> **Exercise details**
Copy out the lines that have "晴雯对宝玉说" in them.

> **Record set**
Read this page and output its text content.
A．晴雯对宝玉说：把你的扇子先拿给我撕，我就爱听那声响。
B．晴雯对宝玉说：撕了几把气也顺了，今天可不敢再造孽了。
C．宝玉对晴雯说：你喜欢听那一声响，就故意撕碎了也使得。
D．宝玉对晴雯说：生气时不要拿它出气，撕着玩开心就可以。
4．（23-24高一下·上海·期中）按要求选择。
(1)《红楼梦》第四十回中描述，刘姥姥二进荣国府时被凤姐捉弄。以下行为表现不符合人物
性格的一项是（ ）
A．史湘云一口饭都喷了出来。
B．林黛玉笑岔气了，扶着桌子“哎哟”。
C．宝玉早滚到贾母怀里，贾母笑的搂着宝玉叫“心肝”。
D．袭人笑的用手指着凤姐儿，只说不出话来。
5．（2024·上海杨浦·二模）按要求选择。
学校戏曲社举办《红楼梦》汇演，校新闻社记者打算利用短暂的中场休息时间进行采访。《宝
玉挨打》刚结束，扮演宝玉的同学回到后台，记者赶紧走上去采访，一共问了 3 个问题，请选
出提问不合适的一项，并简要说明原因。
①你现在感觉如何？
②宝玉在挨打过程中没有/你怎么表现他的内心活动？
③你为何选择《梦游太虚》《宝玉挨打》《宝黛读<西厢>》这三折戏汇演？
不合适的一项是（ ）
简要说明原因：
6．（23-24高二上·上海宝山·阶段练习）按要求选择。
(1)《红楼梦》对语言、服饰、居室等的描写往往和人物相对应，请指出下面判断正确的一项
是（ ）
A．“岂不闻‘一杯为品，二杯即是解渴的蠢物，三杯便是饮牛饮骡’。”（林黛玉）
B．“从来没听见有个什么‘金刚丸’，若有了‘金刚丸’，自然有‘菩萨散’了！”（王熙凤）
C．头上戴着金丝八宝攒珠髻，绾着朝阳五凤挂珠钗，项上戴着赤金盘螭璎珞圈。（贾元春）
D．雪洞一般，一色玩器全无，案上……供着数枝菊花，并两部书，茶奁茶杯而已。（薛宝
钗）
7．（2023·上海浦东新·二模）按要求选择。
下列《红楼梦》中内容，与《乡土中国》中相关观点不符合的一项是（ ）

> **Solution for this exercise**
A．晴雯对宝玉说：把你的扇子先拿给我撕，我就爱听那声响。
B．晴雯对宝玉说：撕了几把气也顺了，今天可不敢再造孽了。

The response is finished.